[Saved data entries]
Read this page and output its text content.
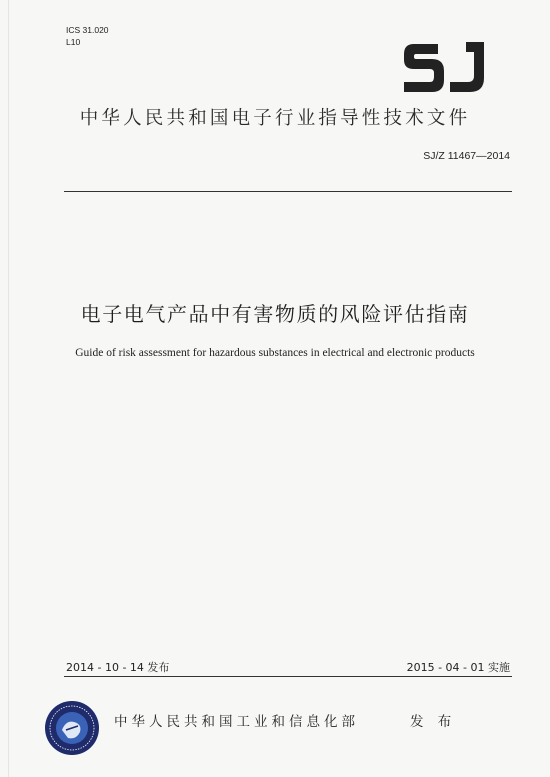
ICS 31.020
L10	SJ
中华人民共和国电子行业指导性技术文件
SJ/Z 11467—2014
电子电气产品中有害物质的风险评估指南
Guide of risk assessment for hazardous substances in electrical and electronic products
2014 - 10 - 14 发布	2015 - 04 - 01 实施
中华人民共和国工业和信息化部	发 布
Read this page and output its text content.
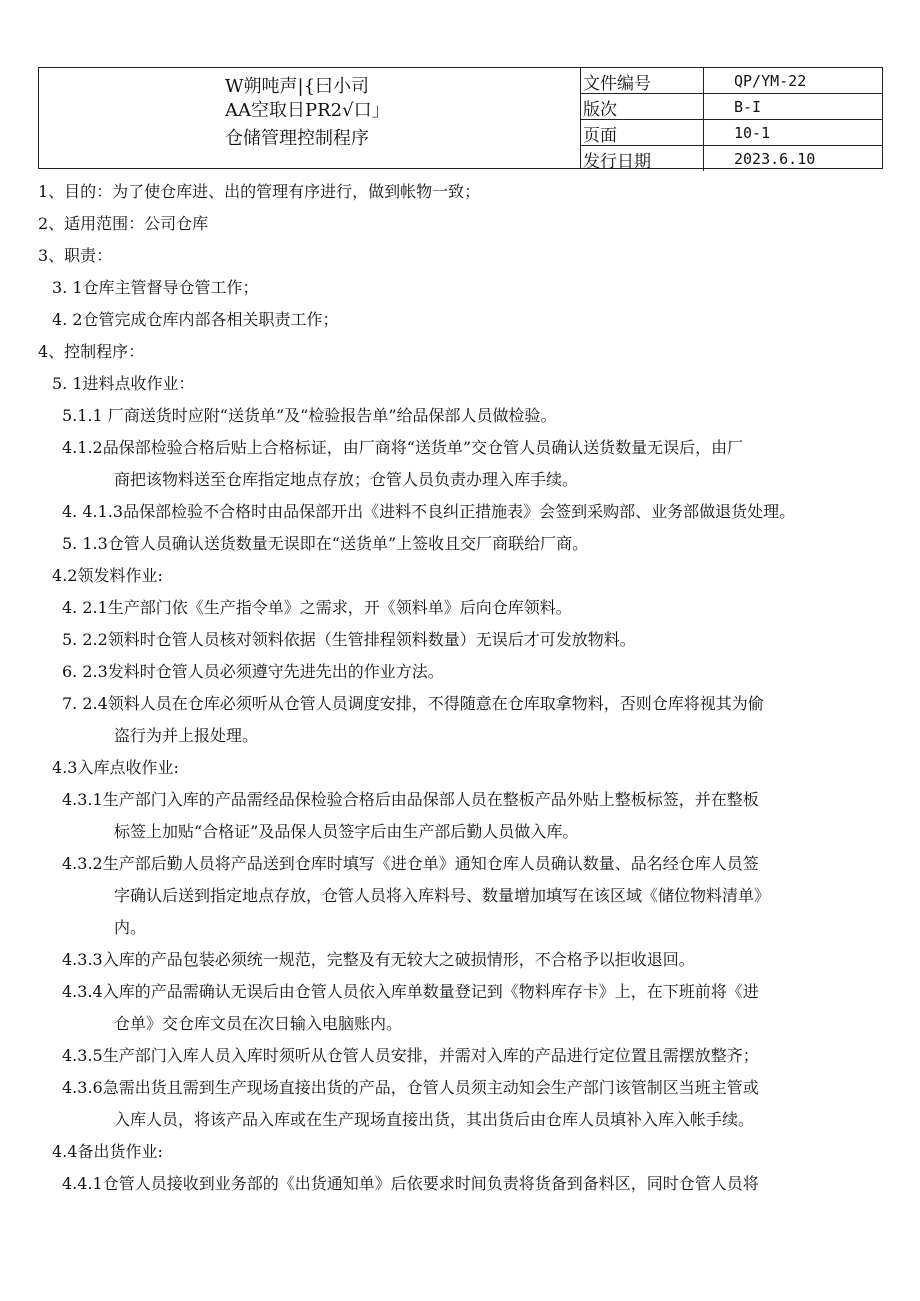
W朔吨声|{曰小司
AA空取日PR2√口」
仓储管理控制程序
文件编号	QP/YM-22
版次	B-I
页面	10-1
发行日期	2023.6.10
1、目的：为了使仓库进、出的管理有序进行，做到帐物一致；
2、适用范围：公司仓库
3、职责：
3. 1仓库主管督导仓管工作；
4. 2仓管完成仓库内部各相关职责工作；
4、控制程序：
5. 1进料点收作业：
5.1.1 厂商送货时应附“送货单”及“检验报告单”给品保部人员做检验。
4.1.2品保部检验合格后贴上合格标证，由厂商将“送货单”交仓管人员确认送货数量无误后，由厂
商把该物料送至仓库指定地点存放；仓管人员负责办理入库手续。
4. 4.1.3品保部检验不合格时由品保部开出《进料不良纠正措施表》会签到采购部、业务部做退货处理。
5. 1.3仓管人员确认送货数量无误即在“送货单”上签收且交厂商联给厂商。
4.2领发料作业:
4. 2.1生产部门依《生产指令单》之需求，开《领料单》后向仓库领料。
5. 2.2领料时仓管人员核对领料依据（生管排程领料数量）无误后才可发放物料。
6. 2.3发料时仓管人员必须遵守先进先出的作业方法。
7. 2.4领料人员在仓库必须听从仓管人员调度安排，不得随意在仓库取拿物料，否则仓库将视其为偷
盗行为并上报处理。
4.3入库点收作业:
4.3.1生产部门入库的产品需经品保检验合格后由品保部人员在整板产品外贴上整板标签，并在整板
标签上加贴“合格证”及品保人员签字后由生产部后勤人员做入库。
4.3.2生产部后勤人员将产品送到仓库时填写《进仓单》通知仓库人员确认数量、品名经仓库人员签
字确认后送到指定地点存放，仓管人员将入库料号、数量增加填写在该区域《储位物料清单》
内。
4.3.3入库的产品包装必须统一规范，完整及有无较大之破损情形，不合格予以拒收退回。
4.3.4入库的产品需确认无误后由仓管人员依入库单数量登记到《物料库存卡》上，在下班前将《进
仓单》交仓库文员在次日输入电脑账内。
4.3.5生产部门入库人员入库时须听从仓管人员安排，并需对入库的产品进行定位置且需摆放整齐；
4.3.6急需出货且需到生产现场直接出货的产品，仓管人员须主动知会生产部门该管制区当班主管或
入库人员，将该产品入库或在生产现场直接出货，其出货后由仓库人员填补入库入帐手续。
4.4备出货作业:
4.4.1仓管人员接收到业务部的《出货通知单》后依要求时间负责将货备到备料区，同时仓管人员将
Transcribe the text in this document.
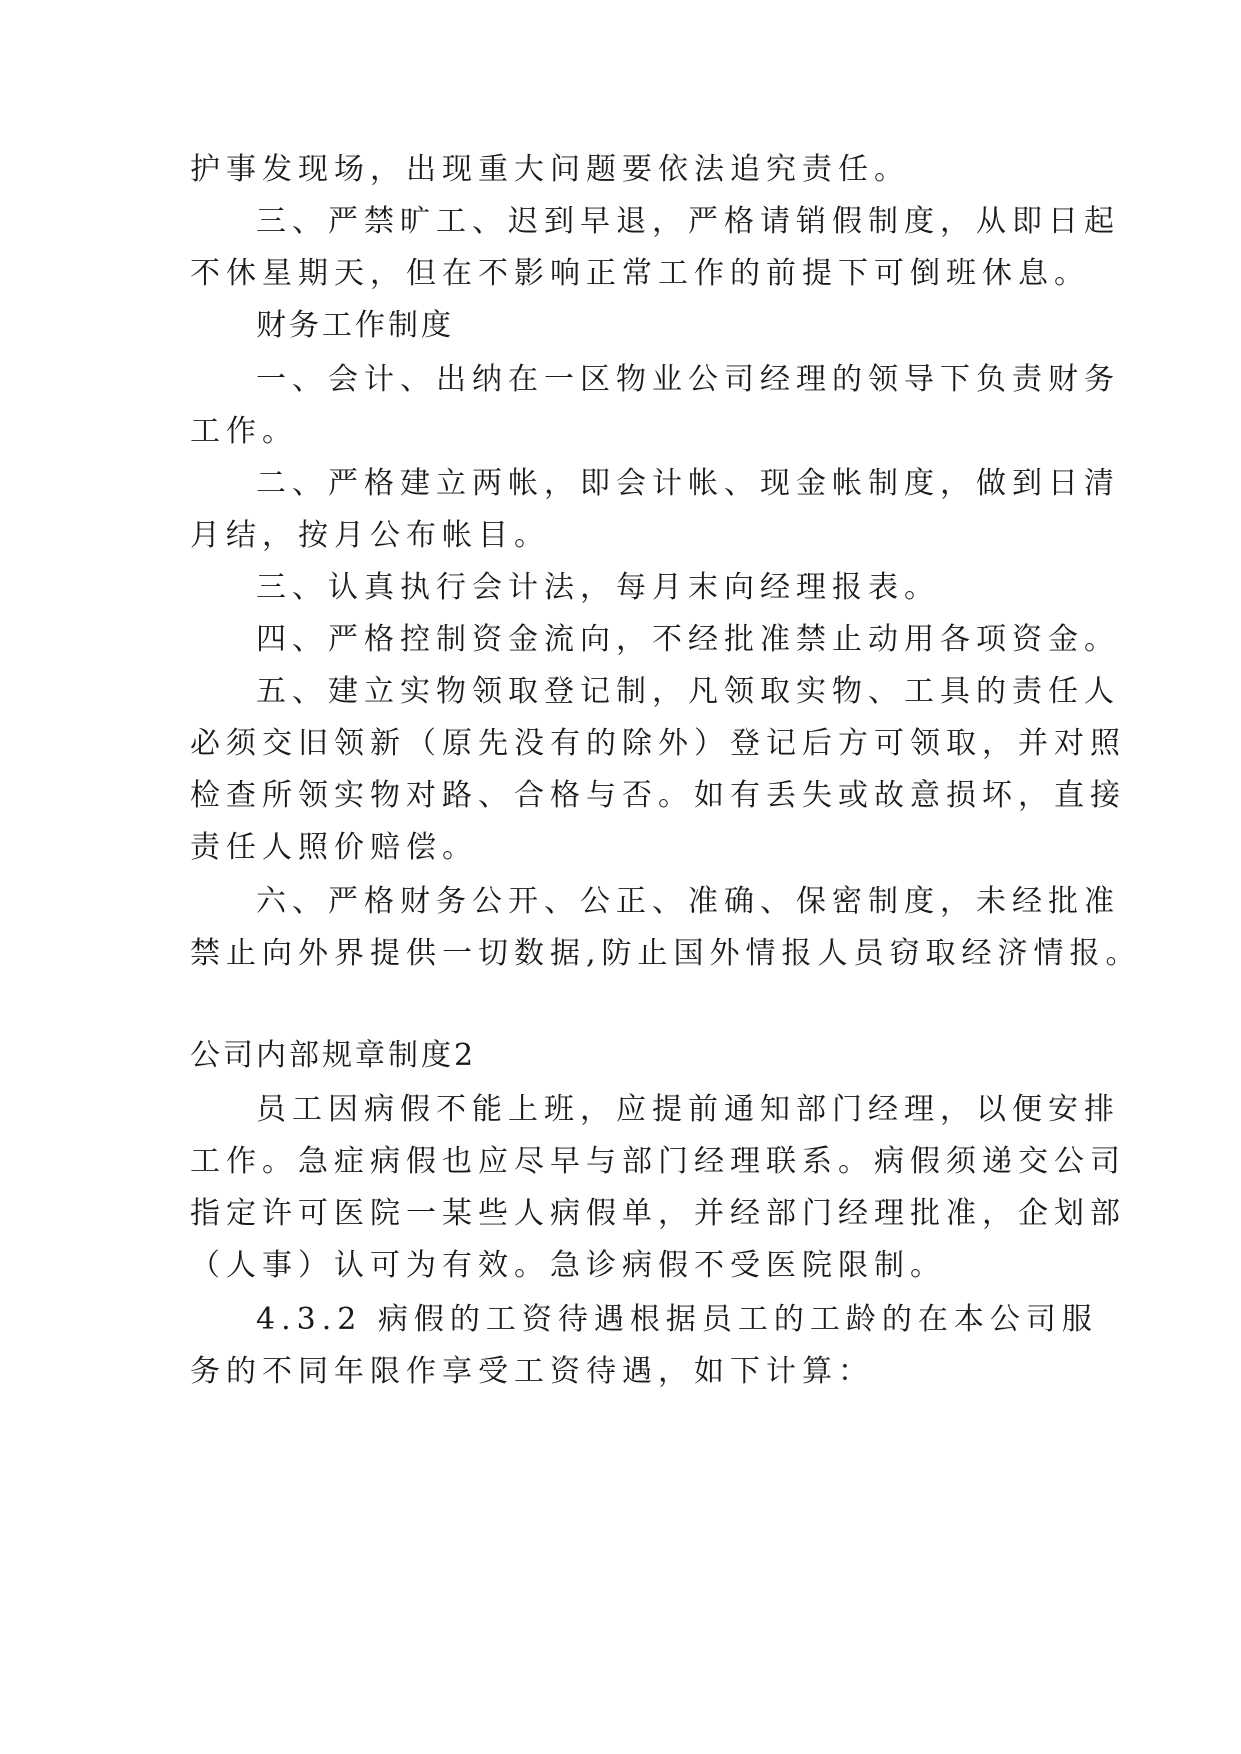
护事发现场，出现重大问题要依法追究责任。
三、严禁旷工、迟到早退，严格请销假制度，从即日起
不休星期天，但在不影响正常工作的前提下可倒班休息。
财务工作制度
一、会计、出纳在一区物业公司经理的领导下负责财务
工作。
二、严格建立两帐，即会计帐、现金帐制度，做到日清
月结，按月公布帐目。
三、认真执行会计法，每月末向经理报表。
四、严格控制资金流向，不经批准禁止动用各项资金。
五、建立实物领取登记制，凡领取实物、工具的责任人
必须交旧领新（原先没有的除外）登记后方可领取，并对照
检查所领实物对路、合格与否。如有丢失或故意损坏，直接
责任人照价赔偿。
六、严格财务公开、公正、准确、保密制度，未经批准
禁止向外界提供一切数据,防止国外情报人员窃取经济情报。
公司内部规章制度2
员工因病假不能上班，应提前通知部门经理，以便安排
工作。急症病假也应尽早与部门经理联系。病假须递交公司
指定许可医院一某些人病假单，并经部门经理批准，企划部
（人事）认可为有效。急诊病假不受医院限制。
4.3.2 病假的工资待遇根据员工的工龄的在本公司服
务的不同年限作享受工资待遇，如下计算：
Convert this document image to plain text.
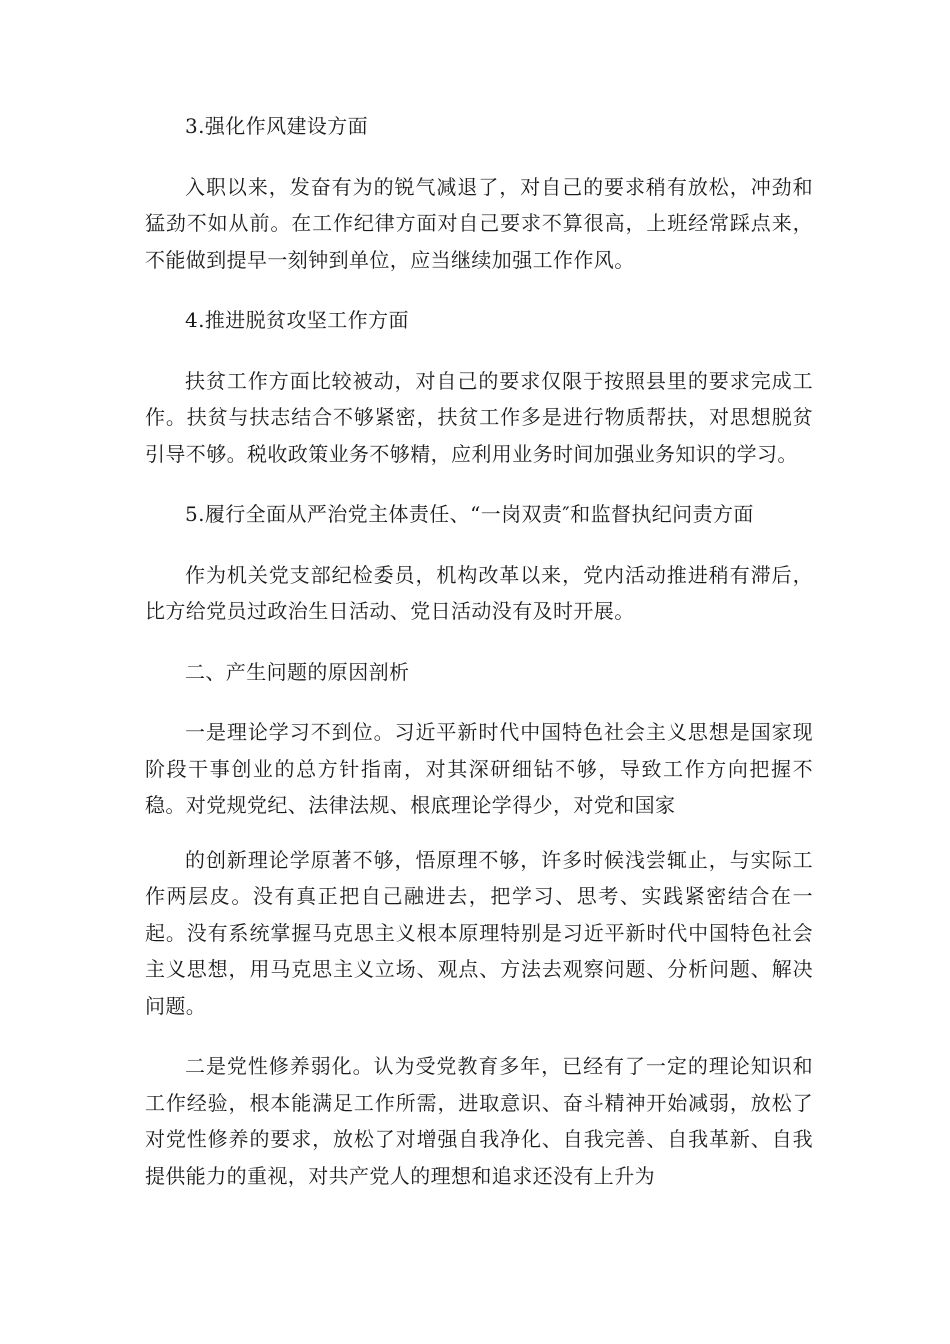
3.强化作风建设方面

入职以来，发奋有为的锐气减退了，对自己的要求稍有放松，冲劲和猛劲不如从前。在工作纪律方面对自己要求不算很高，上班经常踩点来，不能做到提早一刻钟到单位，应当继续加强工作作风。

4.推进脱贫攻坚工作方面

扶贫工作方面比较被动，对自己的要求仅限于按照县里的要求完成工作。扶贫与扶志结合不够紧密，扶贫工作多是进行物质帮扶，对思想脱贫引导不够。税收政策业务不够精，应利用业务时间加强业务知识的学习。

5.履行全面从严治党主体责任、“一岗双责″和监督执纪问责方面

作为机关党支部纪检委员，机构改革以来，党内活动推进稍有滞后，比方给党员过政治生日活动、党日活动没有及时开展。

二、产生问题的原因剖析

一是理论学习不到位。习近平新时代中国特色社会主义思想是国家现阶段干事创业的总方针指南，对其深研细钻不够，导致工作方向把握不稳。对党规党纪、法律法规、根底理论学得少，对党和国家

的创新理论学原著不够，悟原理不够，许多时候浅尝辄止，与实际工作两层皮。没有真正把自己融进去，把学习、思考、实践紧密结合在一起。没有系统掌握马克思主义根本原理特别是习近平新时代中国特色社会主义思想，用马克思主义立场、观点、方法去观察问题、分析问题、解决问题。

二是党性修养弱化。认为受党教育多年，已经有了一定的理论知识和工作经验，根本能满足工作所需，进取意识、奋斗精神开始减弱，放松了对党性修养的要求，放松了对增强自我净化、自我完善、自我革新、自我提供能力的重视，对共产党人的理想和追求还没有上升为
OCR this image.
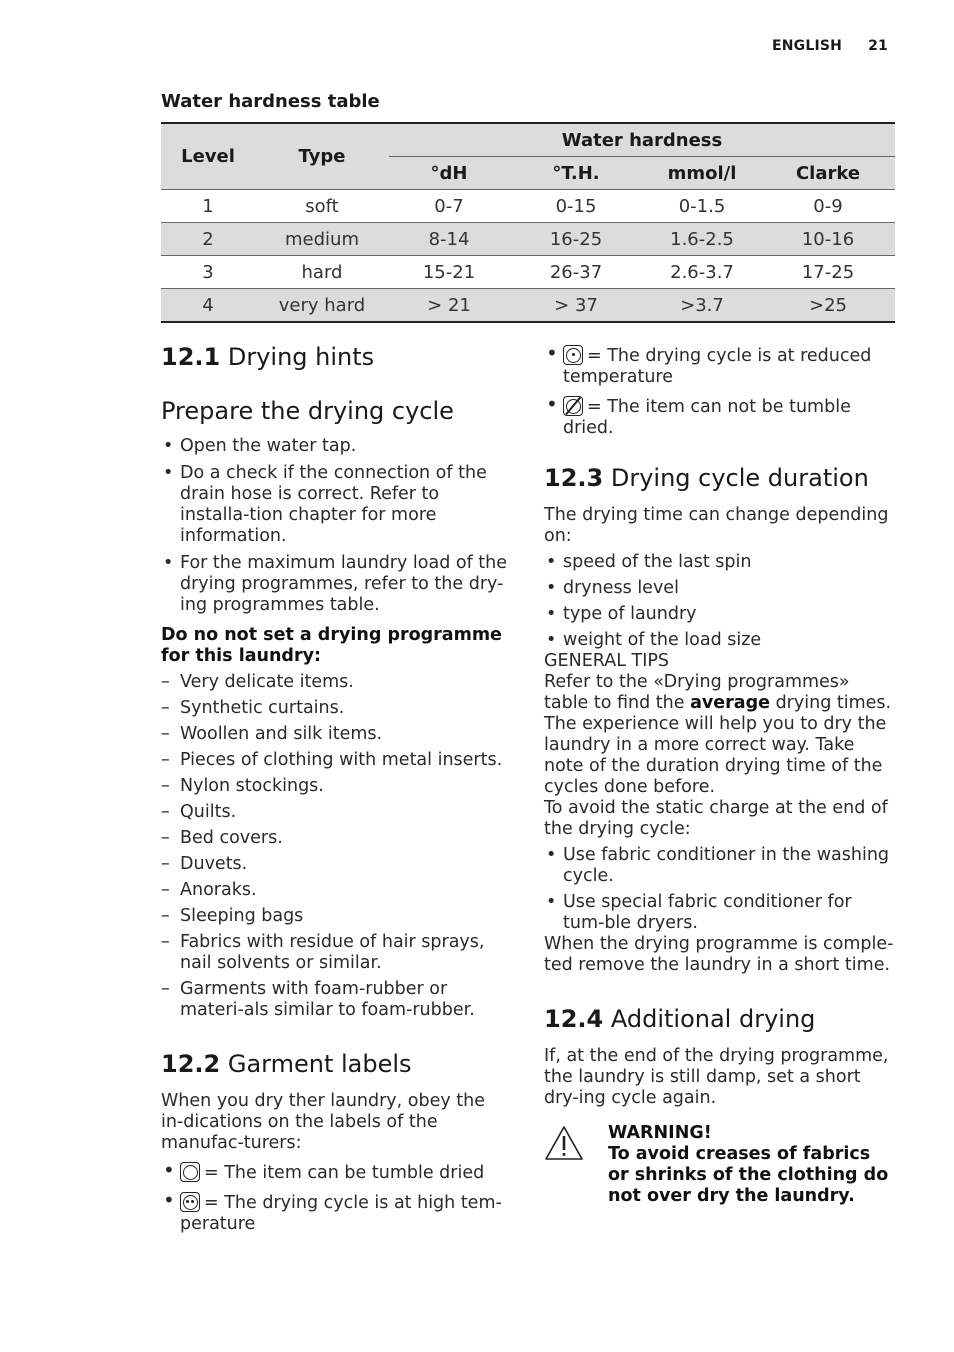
ENGLISH 21
Water hardness table
Level	Type	Water hardness			
		°dH	°T.H.	mmol/l	Clarke
1	soft	0-7	0-15	0-1.5	0-9
2	medium	8-14	16-25	1.6-2.5	10-16
3	hard	15-21	26-37	2.6-3.7	17-25
4	very hard	> 21	> 37	>3.7	>25
12.1 Drying hints
Prepare the drying cycle
• Open the water tap.
• Do a check if the connection of the drain hose is correct. Refer to installa-tion chapter for more information.
• For the maximum laundry load of the drying programmes, refer to the dry-ing programmes table.
Do no not set a drying programme for this laundry:
– Very delicate items.
– Synthetic curtains.
– Woollen and silk items.
– Pieces of clothing with metal inserts.
– Nylon stockings.
– Quilts.
– Bed covers.
– Duvets.
– Anoraks.
– Sleeping bags
– Fabrics with residue of hair sprays, nail solvents or similar.
– Garments with foam-rubber or materi-als similar to foam-rubber.
12.2 Garment labels
When you dry ther laundry, obey the in-dications on the labels of the manufac-turers:
• = The item can be tumble dried
• = The drying cycle is at high tem-perature
• = The drying cycle is at reduced temperature
• = The item can not be tumble dried.
12.3 Drying cycle duration
The drying time can change depending on:
• speed of the last spin
• dryness level
• type of laundry
• weight of the load size
GENERAL TIPS
Refer to the «Drying programmes» table to find the average drying times.
The experience will help you to dry the laundry in a more correct way. Take note of the duration drying time of the cycles done before.
To avoid the static charge at the end of the drying cycle:
• Use fabric conditioner in the washing cycle.
• Use special fabric conditioner for tum-ble dryers.
When the drying programme is comple-ted remove the laundry in a short time.
12.4 Additional drying
If, at the end of the drying programme, the laundry is still damp, set a short dry-ing cycle again.
WARNING!
To avoid creases of fabrics or shrinks of the clothing do not over dry the laundry.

#### EXERCISE GOAL
Locate the lines above that hold the word "with". Show every one of them.

#### TASK RESPONSE
– Pieces of clothing with metal inserts.
– Fabrics with residue of hair sprays, nail solvents or similar.
– Garments with foam-rubber or materi-als similar to foam-rubber.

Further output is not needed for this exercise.